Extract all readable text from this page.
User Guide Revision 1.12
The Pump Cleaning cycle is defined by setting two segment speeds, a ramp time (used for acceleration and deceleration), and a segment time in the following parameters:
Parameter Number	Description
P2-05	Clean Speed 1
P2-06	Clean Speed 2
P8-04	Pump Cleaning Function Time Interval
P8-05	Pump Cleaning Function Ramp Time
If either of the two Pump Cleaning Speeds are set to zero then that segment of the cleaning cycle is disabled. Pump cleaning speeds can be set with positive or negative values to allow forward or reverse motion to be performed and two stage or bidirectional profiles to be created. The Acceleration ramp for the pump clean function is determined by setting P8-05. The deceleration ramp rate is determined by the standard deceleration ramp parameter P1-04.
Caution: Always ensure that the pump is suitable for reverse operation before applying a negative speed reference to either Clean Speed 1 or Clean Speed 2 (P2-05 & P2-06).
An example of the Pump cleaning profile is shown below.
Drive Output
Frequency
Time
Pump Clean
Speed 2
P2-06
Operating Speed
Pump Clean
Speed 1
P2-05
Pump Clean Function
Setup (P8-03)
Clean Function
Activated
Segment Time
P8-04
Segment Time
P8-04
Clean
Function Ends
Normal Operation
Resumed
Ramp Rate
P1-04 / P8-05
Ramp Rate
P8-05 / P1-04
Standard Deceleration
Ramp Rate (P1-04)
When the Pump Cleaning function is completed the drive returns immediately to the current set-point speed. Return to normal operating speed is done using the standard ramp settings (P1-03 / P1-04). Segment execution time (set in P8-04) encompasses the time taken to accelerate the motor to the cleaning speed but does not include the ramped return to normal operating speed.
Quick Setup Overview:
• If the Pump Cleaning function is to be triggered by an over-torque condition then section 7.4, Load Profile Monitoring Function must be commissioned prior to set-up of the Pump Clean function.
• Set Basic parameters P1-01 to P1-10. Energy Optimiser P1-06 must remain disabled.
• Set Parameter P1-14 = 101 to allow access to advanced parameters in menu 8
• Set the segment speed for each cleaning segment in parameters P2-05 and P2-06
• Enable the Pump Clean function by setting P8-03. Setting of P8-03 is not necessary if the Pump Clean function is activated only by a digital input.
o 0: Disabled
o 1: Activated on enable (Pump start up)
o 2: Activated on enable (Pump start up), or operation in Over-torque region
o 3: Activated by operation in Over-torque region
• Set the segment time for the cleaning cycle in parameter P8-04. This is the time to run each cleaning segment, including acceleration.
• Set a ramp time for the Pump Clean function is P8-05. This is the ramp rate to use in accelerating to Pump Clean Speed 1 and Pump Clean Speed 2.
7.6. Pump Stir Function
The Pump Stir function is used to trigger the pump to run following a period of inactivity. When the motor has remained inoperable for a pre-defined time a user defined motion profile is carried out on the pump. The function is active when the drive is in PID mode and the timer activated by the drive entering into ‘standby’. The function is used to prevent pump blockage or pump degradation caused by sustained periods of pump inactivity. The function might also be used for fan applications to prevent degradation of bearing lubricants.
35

********

> [Exercise directions]: Every entry must be output again, exactly as written above.

> [The answer]:
Extract all readable text from this page.
User Guide Revision 1.12
The Pump Cleaning cycle is defined by setting two segment speeds, a ramp time (used for acceleration and deceleration), and a segment time in the following parameters:
Parameter Number	Description
P2-05	Clean Speed 1
P2-06	Clean Speed 2
P8-04	Pump Cleaning Function Time Interval
P8-05	Pump Cleaning Function Ramp Time
If either of the two Pump Cleaning Speeds are set to zero then that segment of the cleaning cycle is disabled. Pump cleaning speeds can be set with positive or negative values to allow forward or reverse motion to be performed and two stage or bidirectional profiles to be created. The Acceleration ramp for the pump clean function is determined by setting P8-05. The deceleration ramp rate is determined by the standard deceleration ramp parameter P1-04.
Caution: Always ensure that the pump is suitable for reverse operation before applying a negative speed reference to either Clean Speed 1 or Clean Speed 2 (P2-05 & P2-06).
An example of the Pump cleaning profile is shown below.
Drive Output
Frequency
Time
Pump Clean
Speed 2
P2-06
Operating Speed
Pump Clean
Speed 1
P2-05
Pump Clean Function
Setup (P8-03)
Clean Function
Activated
Segment Time
P8-04
Segment Time
P8-04
Clean
Function Ends
Normal Operation
Resumed
Ramp Rate
P1-04 / P8-05
Ramp Rate
P8-05 / P1-04
Standard Deceleration
Ramp Rate (P1-04)
When the Pump Cleaning function is completed the drive returns immediately to the current set-point speed. Return to normal operating speed is done using the standard ramp settings (P1-03 / P1-04). Segment execution time (set in P8-04) encompasses the time taken to accelerate the motor to the cleaning speed but does not include the ramped return to normal operating speed.
Quick Setup Overview:
• If the Pump Cleaning function is to be triggered by an over-torque condition then section 7.4, Load Profile Monitoring Function must be commissioned prior to set-up of the Pump Clean function.
• Set Basic parameters P1-01 to P1-10. Energy Optimiser P1-06 must remain disabled.
• Set Parameter P1-14 = 101 to allow access to advanced parameters in menu 8
• Set the segment speed for each cleaning segment in parameters P2-05 and P2-06
• Enable the Pump Clean function by setting P8-03. Setting of P8-03 is not necessary if the Pump Clean function is activated only by a digital input.
o 0: Disabled
o 1: Activated on enable (Pump start up)
o 2: Activated on enable (Pump start up), or operation in Over-torque region
o 3: Activated by operation in Over-torque region
• Set the segment time for the cleaning cycle in parameter P8-04. This is the time to run each cleaning segment, including acceleration.
• Set a ramp time for the Pump Clean function is P8-05. This is the ramp rate to use in accelerating to Pump Clean Speed 1 and Pump Clean Speed 2.
7.6. Pump Stir Function
The Pump Stir function is used to trigger the pump to run following a period of inactivity. When the motor has remained inoperable for a pre-defined time a user defined motion profile is carried out on the pump. The function is active when the drive is in PID mode and the timer activated by the drive entering into ‘standby’. The function is used to prevent pump blockage or pump degradation caused by sustained periods of pump inactivity. The function might also be used for fan applications to prevent degradation of bearing lubricants.
35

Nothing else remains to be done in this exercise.